Exercise instructions:
Repeat each record below exactly, dropping the pictures.
--- Start Available data ---
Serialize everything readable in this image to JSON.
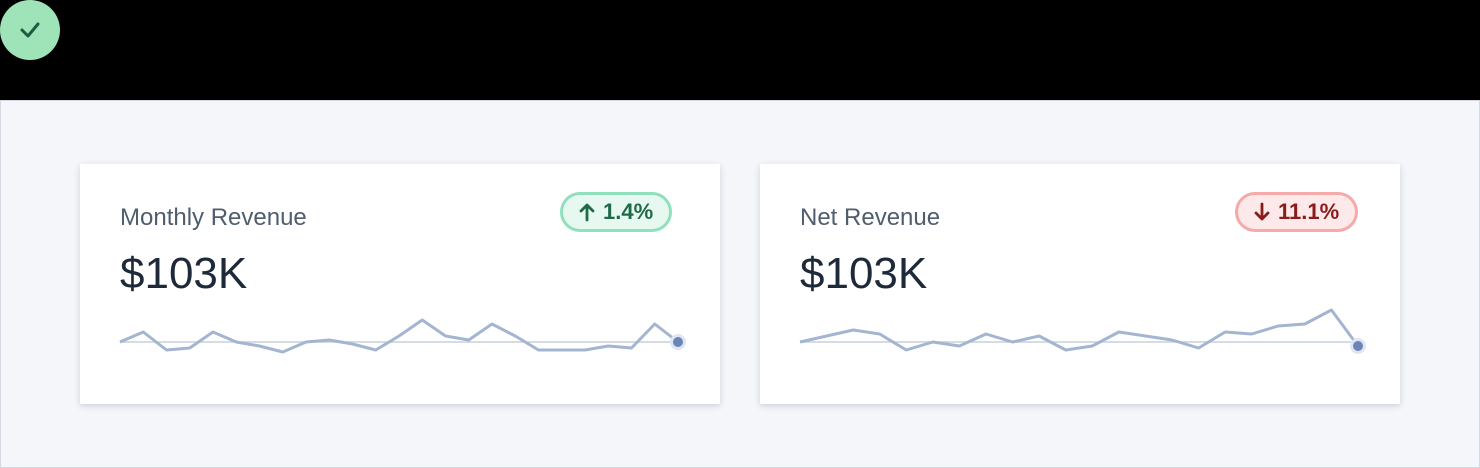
{
  "status": {
    "icon": "check-icon",
    "color": "#9fe3b8"
  },
  "colors": {
    "accent": "#a3b5d1",
    "dot": "#6b85b8",
    "baseline": "#c8d0dc",
    "up": "#1f6b47",
    "down": "#8a1c1c"
  },
  "cards": [
    {
      "title": "Monthly Revenue",
      "value": "$103K",
      "change": "1.4%",
      "direction": "up",
      "series": [
        0,
        5,
        -4,
        -3,
        5,
        0,
        -2,
        -5,
        0,
        1,
        -1,
        -4,
        3,
        11,
        3,
        1,
        9,
        3,
        -4,
        -4,
        -4,
        -2,
        -3,
        9,
        0
      ]
    },
    {
      "title": "Net Revenue",
      "value": "$103K",
      "change": "11.1%",
      "direction": "down",
      "series": [
        0,
        3,
        6,
        4,
        -4,
        0,
        -2,
        4,
        0,
        3,
        -4,
        -2,
        5,
        3,
        1,
        -3,
        5,
        4,
        8,
        9,
        16,
        -2
      ]
    }
  ]
}
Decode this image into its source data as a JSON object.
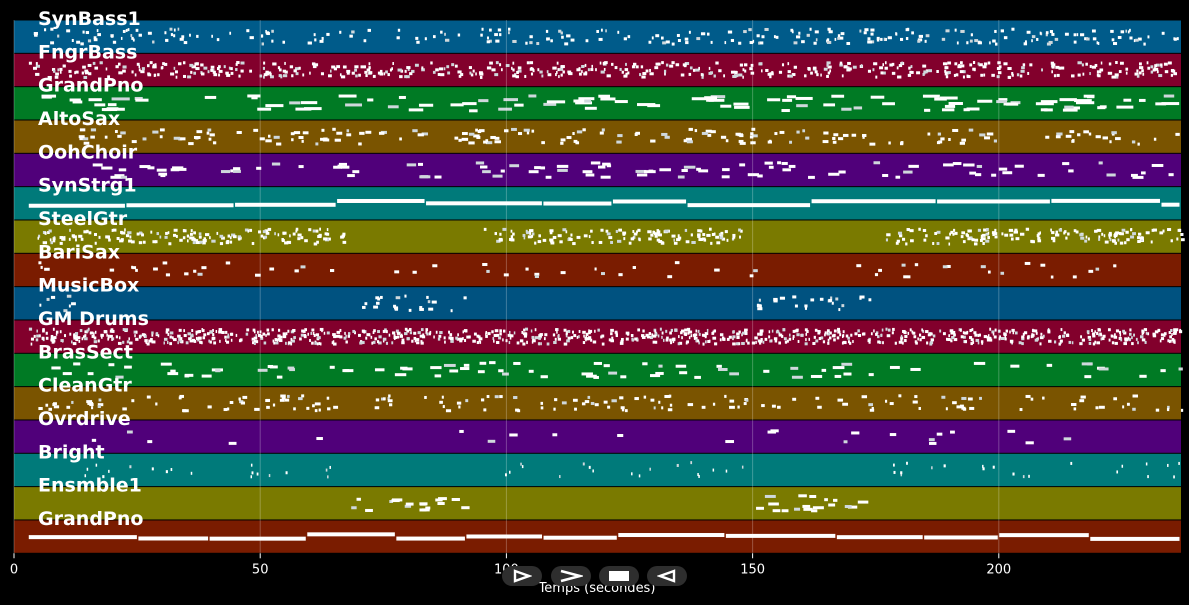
{
  "player": {
    "xlabel": "Temps (secondes)",
    "x_ticks": [
      0,
      50,
      100,
      150,
      200
    ],
    "x_range": [
      0,
      237
    ],
    "grid": true,
    "controls": [
      {
        "icon": "play-outline-icon"
      },
      {
        "icon": "fast-forward-icon"
      },
      {
        "icon": "stop-icon"
      },
      {
        "icon": "rewind-icon"
      }
    ],
    "tracks": [
      {
        "name": "SynBass1",
        "color": "#005b8a",
        "style": "notes",
        "sections": [
          [
            4,
            237
          ]
        ],
        "density": 1.1,
        "size": 0.6
      },
      {
        "name": "FngrBass",
        "color": "#82002c",
        "style": "notes",
        "sections": [
          [
            3,
            237
          ]
        ],
        "density": 2.2,
        "size": 0.6
      },
      {
        "name": "GrandPno",
        "color": "#007a24",
        "style": "notes",
        "sections": [
          [
            3,
            237
          ]
        ],
        "density": 0.45,
        "size": 2.5
      },
      {
        "name": "AltoSax",
        "color": "#7a5400",
        "style": "notes",
        "sections": [
          [
            13,
            237
          ]
        ],
        "density": 0.8,
        "size": 0.9
      },
      {
        "name": "OohChoir",
        "color": "#50007a",
        "style": "notes",
        "sections": [
          [
            14,
            237
          ]
        ],
        "density": 0.45,
        "size": 1.6
      },
      {
        "name": "SynStrg1",
        "color": "#007a7a",
        "style": "long",
        "sections": [
          [
            3,
            237
          ]
        ],
        "density": 0.1,
        "size": 14
      },
      {
        "name": "SteelGtr",
        "color": "#7a7a00",
        "style": "notes",
        "sections": [
          [
            4,
            67
          ],
          [
            95,
            148
          ],
          [
            176,
            237
          ]
        ],
        "density": 2.4,
        "size": 0.6
      },
      {
        "name": "BariSax",
        "color": "#7a1c00",
        "style": "notes",
        "sections": [
          [
            4,
            237
          ]
        ],
        "density": 0.25,
        "size": 0.8
      },
      {
        "name": "MusicBox",
        "color": "#005280",
        "style": "notes",
        "sections": [
          [
            4,
            12
          ],
          [
            70,
            93
          ],
          [
            149,
            176
          ]
        ],
        "density": 0.9,
        "size": 0.7
      },
      {
        "name": "GM Drums",
        "color": "#82002c",
        "style": "notes",
        "sections": [
          [
            3,
            237
          ]
        ],
        "density": 4.0,
        "size": 0.5
      },
      {
        "name": "BrasSect",
        "color": "#007a24",
        "style": "notes",
        "sections": [
          [
            3,
            237
          ]
        ],
        "density": 0.35,
        "size": 1.6
      },
      {
        "name": "CleanGtr",
        "color": "#7a5400",
        "style": "notes",
        "sections": [
          [
            4,
            237
          ]
        ],
        "density": 0.7,
        "size": 0.8
      },
      {
        "name": "Ovrdrive",
        "color": "#50007a",
        "style": "notes",
        "sections": [
          [
            12,
            237
          ]
        ],
        "density": 0.1,
        "size": 1.2
      },
      {
        "name": "Bright",
        "color": "#007a7a",
        "style": "notes",
        "sections": [
          [
            14,
            67
          ],
          [
            96,
            148
          ],
          [
            177,
            237
          ]
        ],
        "density": 0.35,
        "size": 0.3
      },
      {
        "name": "Ensmble1",
        "color": "#7a7a00",
        "style": "notes",
        "sections": [
          [
            67,
            93
          ],
          [
            149,
            175
          ]
        ],
        "density": 0.7,
        "size": 1.5
      },
      {
        "name": "GrandPno",
        "color": "#7a1c00",
        "style": "long",
        "sections": [
          [
            3,
            237
          ]
        ],
        "density": 0.1,
        "size": 12
      }
    ]
  }
}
--- End Available data ---
The solution:
Serialize everything readable in this image to JSON.
{
  "status": {
    "icon": "check-icon",
    "color": "#9fe3b8"
  },
  "colors": {
    "accent": "#a3b5d1",
    "dot": "#6b85b8",
    "baseline": "#c8d0dc",
    "up": "#1f6b47",
    "down": "#8a1c1c"
  },
  "cards": [
    {
      "title": "Monthly Revenue",
      "value": "$103K",
      "change": "1.4%",
      "direction": "up",
      "series": [
        0,
        5,
        -4,
        -3,
        5,
        0,
        -2,
        -5,
        0,
        1,
        -1,
        -4,
        3,
        11,
        3,
        1,
        9,
        3,
        -4,
        -4,
        -4,
        -2,
        -3,
        9,
        0
      ]
    },
    {
      "title": "Net Revenue",
      "value": "$103K",
      "change": "11.1%",
      "direction": "down",
      "series": [
        0,
        3,
        6,
        4,
        -4,
        0,
        -2,
        4,
        0,
        3,
        -4,
        -2,
        5,
        3,
        1,
        -3,
        5,
        4,
        8,
        9,
        16,
        -2
      ]
    }
  ]
}
Decode this image into its source data as a JSON object.
{
  "player": {
    "xlabel": "Temps (secondes)",
    "x_ticks": [
      0,
      50,
      100,
      150,
      200
    ],
    "x_range": [
      0,
      237
    ],
    "grid": true,
    "controls": [
      {
        "icon": "play-outline-icon"
      },
      {
        "icon": "fast-forward-icon"
      },
      {
        "icon": "stop-icon"
      },
      {
        "icon": "rewind-icon"
      }
    ],
    "tracks": [
      {
        "name": "SynBass1",
        "color": "#005b8a",
        "style": "notes",
        "sections": [
          [
            4,
            237
          ]
        ],
        "density": 1.1,
        "size": 0.6
      },
      {
        "name": "FngrBass",
        "color": "#82002c",
        "style": "notes",
        "sections": [
          [
            3,
            237
          ]
        ],
        "density": 2.2,
        "size": 0.6
      },
      {
        "name": "GrandPno",
        "color": "#007a24",
        "style": "notes",
        "sections": [
          [
            3,
            237
          ]
        ],
        "density": 0.45,
        "size": 2.5
      },
      {
        "name": "AltoSax",
        "color": "#7a5400",
        "style": "notes",
        "sections": [
          [
            13,
            237
          ]
        ],
        "density": 0.8,
        "size": 0.9
      },
      {
        "name": "OohChoir",
        "color": "#50007a",
        "style": "notes",
        "sections": [
          [
            14,
            237
          ]
        ],
        "density": 0.45,
        "size": 1.6
      },
      {
        "name": "SynStrg1",
        "color": "#007a7a",
        "style": "long",
        "sections": [
          [
            3,
            237
          ]
        ],
        "density": 0.1,
        "size": 14
      },
      {
        "name": "SteelGtr",
        "color": "#7a7a00",
        "style": "notes",
        "sections": [
          [
            4,
            67
          ],
          [
            95,
            148
          ],
          [
            176,
            237
          ]
        ],
        "density": 2.4,
        "size": 0.6
      },
      {
        "name": "BariSax",
        "color": "#7a1c00",
        "style": "notes",
        "sections": [
          [
            4,
            237
          ]
        ],
        "density": 0.25,
        "size": 0.8
      },
      {
        "name": "MusicBox",
        "color": "#005280",
        "style": "notes",
        "sections": [
          [
            4,
            12
          ],
          [
            70,
            93
          ],
          [
            149,
            176
          ]
        ],
        "density": 0.9,
        "size": 0.7
      },
      {
        "name": "GM Drums",
        "color": "#82002c",
        "style": "notes",
        "sections": [
          [
            3,
            237
          ]
        ],
        "density": 4.0,
        "size": 0.5
      },
      {
        "name": "BrasSect",
        "color": "#007a24",
        "style": "notes",
        "sections": [
          [
            3,
            237
          ]
        ],
        "density": 0.35,
        "size": 1.6
      },
      {
        "name": "CleanGtr",
        "color": "#7a5400",
        "style": "notes",
        "sections": [
          [
            4,
            237
          ]
        ],
        "density": 0.7,
        "size": 0.8
      },
      {
        "name": "Ovrdrive",
        "color": "#50007a",
        "style": "notes",
        "sections": [
          [
            12,
            237
          ]
        ],
        "density": 0.1,
        "size": 1.2
      },
      {
        "name": "Bright",
        "color": "#007a7a",
        "style": "notes",
        "sections": [
          [
            14,
            67
          ],
          [
            96,
            148
          ],
          [
            177,
            237
          ]
        ],
        "density": 0.35,
        "size": 0.3
      },
      {
        "name": "Ensmble1",
        "color": "#7a7a00",
        "style": "notes",
        "sections": [
          [
            67,
            93
          ],
          [
            149,
            175
          ]
        ],
        "density": 0.7,
        "size": 1.5
      },
      {
        "name": "GrandPno",
        "color": "#7a1c00",
        "style": "long",
        "sections": [
          [
            3,
            237
          ]
        ],
        "density": 0.1,
        "size": 12
      }
    ]
  }
}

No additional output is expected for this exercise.